• Aim of the exercise
From the records below, give the number of lines that contain the string "властивостей", without any other text.

• Records
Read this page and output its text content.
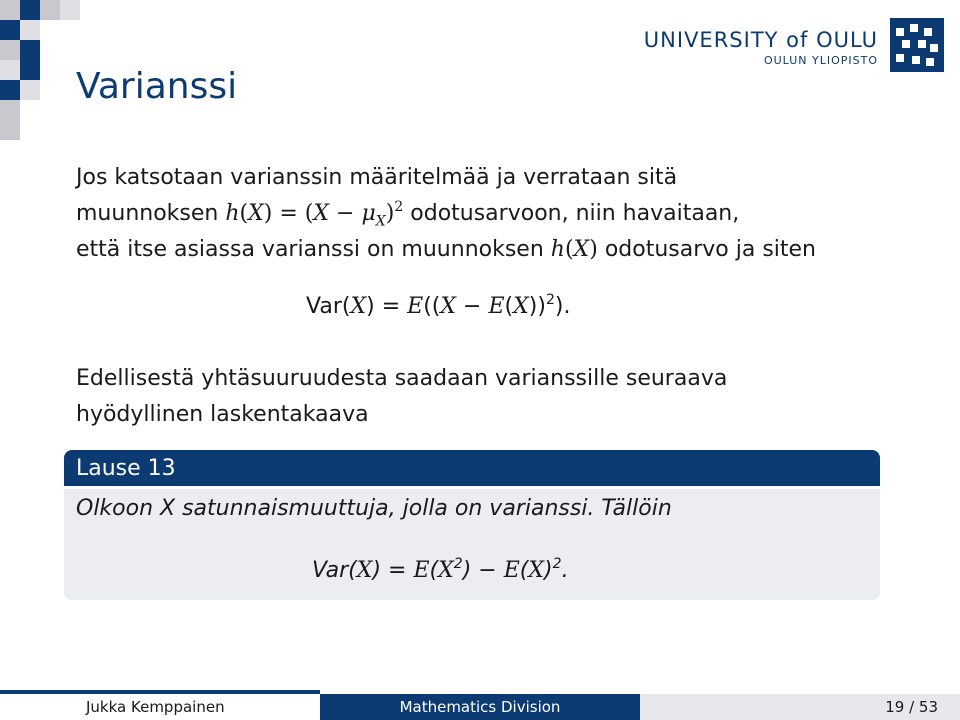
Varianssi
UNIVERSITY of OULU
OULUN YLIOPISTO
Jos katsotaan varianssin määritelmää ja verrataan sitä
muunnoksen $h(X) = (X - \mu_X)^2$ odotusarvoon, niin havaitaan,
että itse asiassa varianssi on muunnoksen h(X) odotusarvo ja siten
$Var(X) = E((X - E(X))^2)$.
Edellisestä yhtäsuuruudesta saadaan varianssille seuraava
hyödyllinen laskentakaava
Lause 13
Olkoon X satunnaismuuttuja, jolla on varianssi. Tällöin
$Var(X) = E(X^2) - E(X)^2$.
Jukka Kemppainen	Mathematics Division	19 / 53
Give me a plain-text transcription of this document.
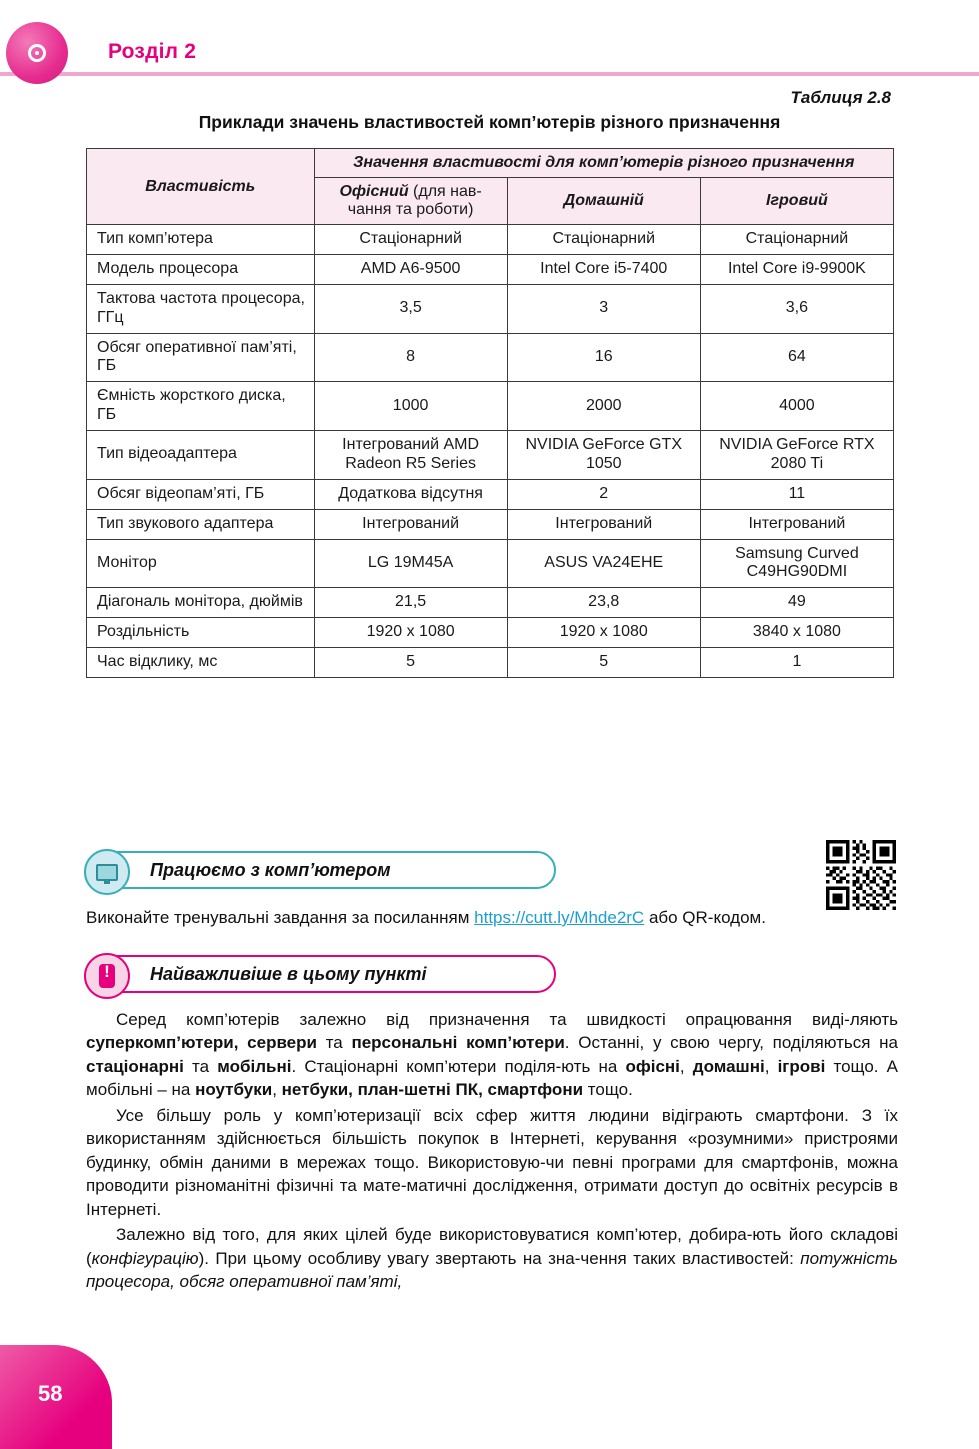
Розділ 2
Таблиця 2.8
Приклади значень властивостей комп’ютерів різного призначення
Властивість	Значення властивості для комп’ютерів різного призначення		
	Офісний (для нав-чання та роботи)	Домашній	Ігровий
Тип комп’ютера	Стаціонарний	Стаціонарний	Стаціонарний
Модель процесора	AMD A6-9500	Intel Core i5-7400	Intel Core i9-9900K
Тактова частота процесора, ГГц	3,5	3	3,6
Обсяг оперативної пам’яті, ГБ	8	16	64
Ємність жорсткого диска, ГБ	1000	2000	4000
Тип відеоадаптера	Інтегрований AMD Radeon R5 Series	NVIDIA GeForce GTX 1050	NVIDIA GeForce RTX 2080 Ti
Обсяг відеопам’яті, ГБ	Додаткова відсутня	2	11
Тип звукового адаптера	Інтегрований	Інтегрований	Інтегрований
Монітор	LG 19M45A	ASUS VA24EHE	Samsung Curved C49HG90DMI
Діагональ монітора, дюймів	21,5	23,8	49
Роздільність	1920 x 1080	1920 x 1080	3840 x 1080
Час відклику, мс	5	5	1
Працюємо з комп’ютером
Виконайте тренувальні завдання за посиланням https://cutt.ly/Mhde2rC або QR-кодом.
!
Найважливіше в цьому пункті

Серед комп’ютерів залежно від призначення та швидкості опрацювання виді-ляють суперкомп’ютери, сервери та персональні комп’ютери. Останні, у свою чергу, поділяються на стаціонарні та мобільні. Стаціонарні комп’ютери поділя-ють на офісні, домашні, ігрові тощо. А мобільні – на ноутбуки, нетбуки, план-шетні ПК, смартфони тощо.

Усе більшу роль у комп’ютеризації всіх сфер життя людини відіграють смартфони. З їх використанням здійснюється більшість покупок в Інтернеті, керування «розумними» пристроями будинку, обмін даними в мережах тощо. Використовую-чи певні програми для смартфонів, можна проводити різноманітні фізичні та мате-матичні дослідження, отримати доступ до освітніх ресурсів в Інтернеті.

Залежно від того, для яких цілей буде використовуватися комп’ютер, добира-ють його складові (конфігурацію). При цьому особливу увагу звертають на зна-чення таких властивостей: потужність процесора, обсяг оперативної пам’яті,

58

--

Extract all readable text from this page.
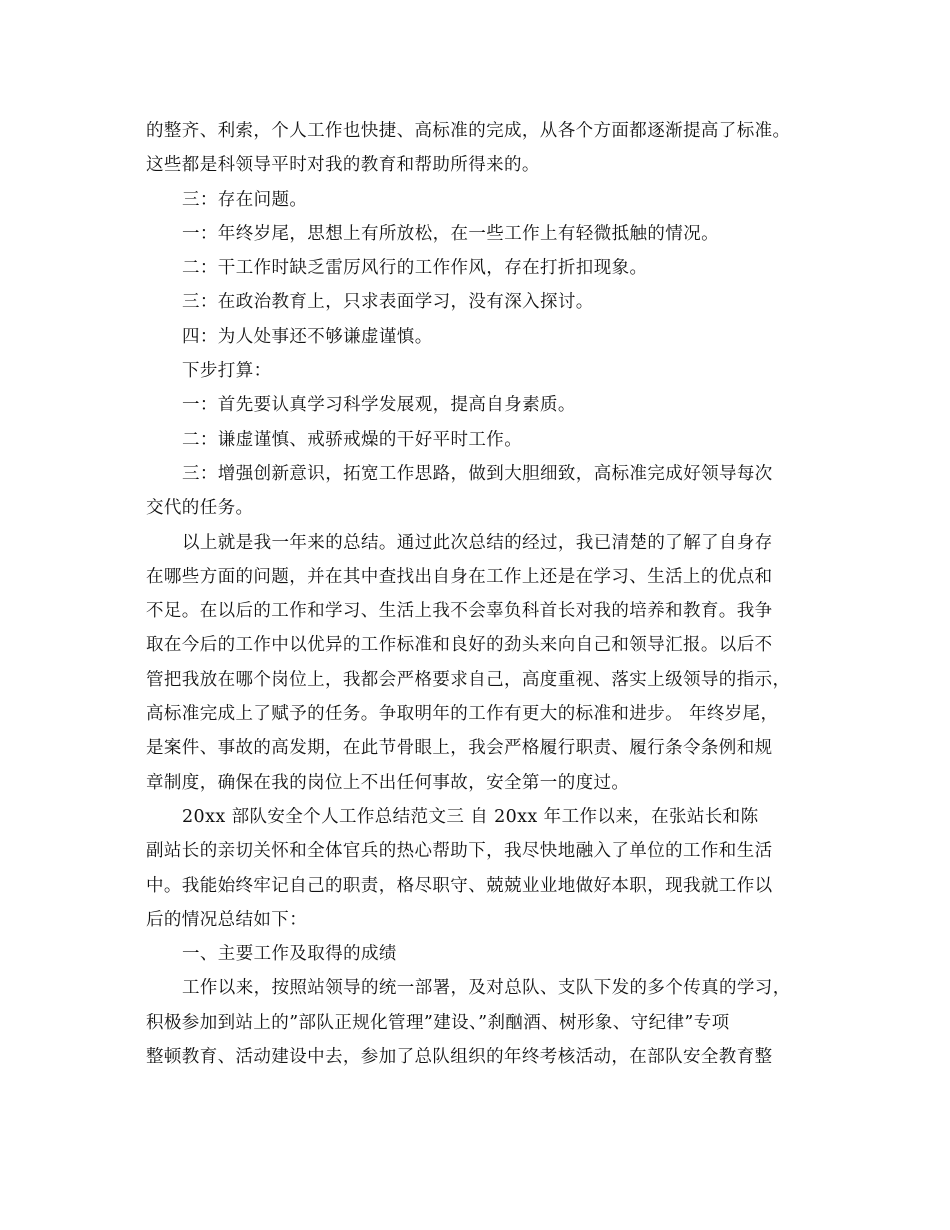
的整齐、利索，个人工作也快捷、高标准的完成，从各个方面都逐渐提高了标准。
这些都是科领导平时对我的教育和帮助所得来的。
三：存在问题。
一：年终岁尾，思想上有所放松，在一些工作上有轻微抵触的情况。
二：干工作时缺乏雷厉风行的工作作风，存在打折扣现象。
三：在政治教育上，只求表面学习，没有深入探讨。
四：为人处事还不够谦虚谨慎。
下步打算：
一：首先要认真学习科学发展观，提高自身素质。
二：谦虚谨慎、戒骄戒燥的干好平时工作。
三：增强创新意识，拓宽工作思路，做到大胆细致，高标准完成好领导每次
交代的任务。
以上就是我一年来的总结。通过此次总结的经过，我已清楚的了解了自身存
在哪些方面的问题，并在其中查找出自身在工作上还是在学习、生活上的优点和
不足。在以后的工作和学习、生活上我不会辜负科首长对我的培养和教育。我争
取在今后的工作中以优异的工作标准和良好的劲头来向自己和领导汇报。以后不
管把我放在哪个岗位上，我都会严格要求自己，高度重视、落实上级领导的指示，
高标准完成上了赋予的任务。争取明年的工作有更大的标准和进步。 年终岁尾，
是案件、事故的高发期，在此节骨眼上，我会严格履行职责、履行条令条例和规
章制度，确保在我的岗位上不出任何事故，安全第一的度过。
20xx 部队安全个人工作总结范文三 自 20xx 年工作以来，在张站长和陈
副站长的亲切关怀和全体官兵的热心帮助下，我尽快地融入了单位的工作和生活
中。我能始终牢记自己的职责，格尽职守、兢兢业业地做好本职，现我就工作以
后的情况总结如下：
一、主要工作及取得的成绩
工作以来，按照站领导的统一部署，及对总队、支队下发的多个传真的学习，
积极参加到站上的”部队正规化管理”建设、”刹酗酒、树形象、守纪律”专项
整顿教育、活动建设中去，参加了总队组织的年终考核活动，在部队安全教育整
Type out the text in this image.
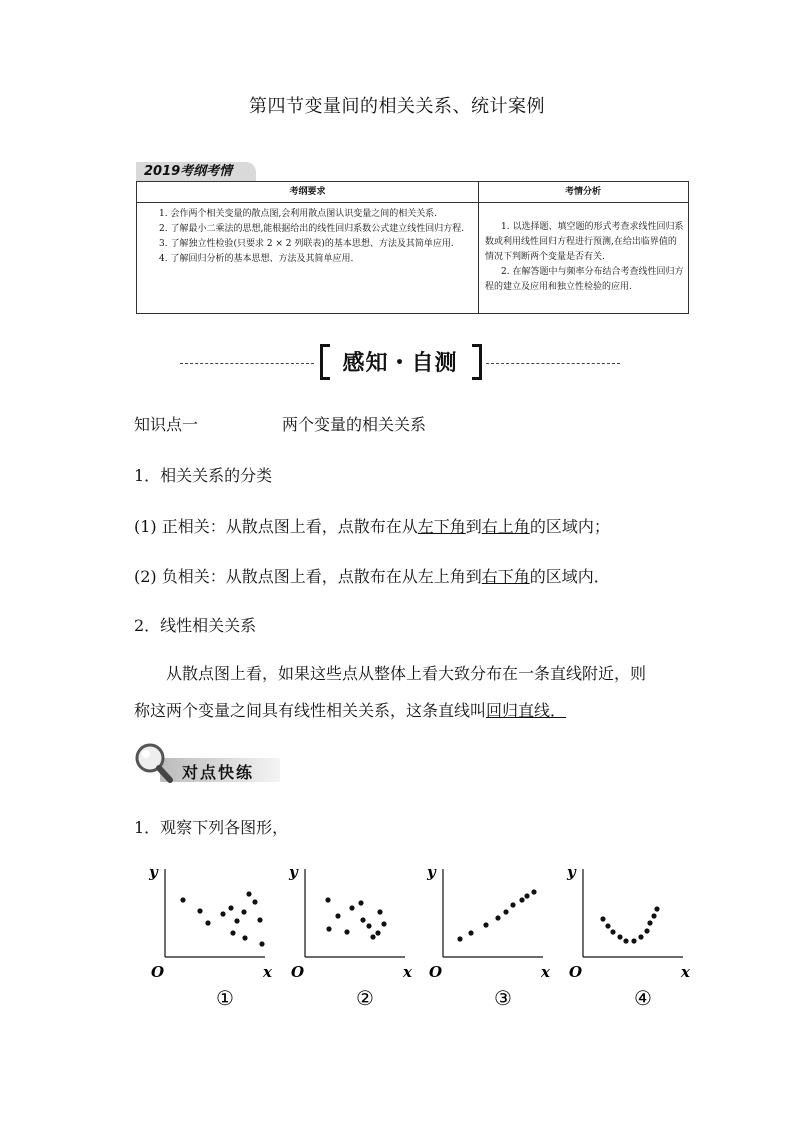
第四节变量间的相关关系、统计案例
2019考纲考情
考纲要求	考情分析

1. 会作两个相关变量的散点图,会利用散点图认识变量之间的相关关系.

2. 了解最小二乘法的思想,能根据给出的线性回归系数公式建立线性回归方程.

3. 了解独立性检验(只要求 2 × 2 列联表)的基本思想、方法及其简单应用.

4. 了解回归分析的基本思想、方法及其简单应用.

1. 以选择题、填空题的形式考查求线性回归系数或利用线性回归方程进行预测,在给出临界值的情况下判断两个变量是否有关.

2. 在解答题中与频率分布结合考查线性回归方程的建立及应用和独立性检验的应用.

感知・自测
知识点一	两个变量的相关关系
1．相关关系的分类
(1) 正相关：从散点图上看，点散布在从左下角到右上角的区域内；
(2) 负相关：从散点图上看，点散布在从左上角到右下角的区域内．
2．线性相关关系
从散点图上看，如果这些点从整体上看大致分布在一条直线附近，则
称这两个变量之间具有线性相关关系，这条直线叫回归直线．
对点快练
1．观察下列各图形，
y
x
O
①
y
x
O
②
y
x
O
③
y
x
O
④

---

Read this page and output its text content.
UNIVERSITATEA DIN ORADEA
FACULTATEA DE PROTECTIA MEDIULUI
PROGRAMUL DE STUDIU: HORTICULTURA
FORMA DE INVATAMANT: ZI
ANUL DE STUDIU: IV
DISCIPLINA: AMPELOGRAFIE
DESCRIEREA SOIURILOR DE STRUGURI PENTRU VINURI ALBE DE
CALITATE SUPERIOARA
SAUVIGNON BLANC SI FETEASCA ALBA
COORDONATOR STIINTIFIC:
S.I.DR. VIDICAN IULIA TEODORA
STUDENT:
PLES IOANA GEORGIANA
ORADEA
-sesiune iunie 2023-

• Task answer
2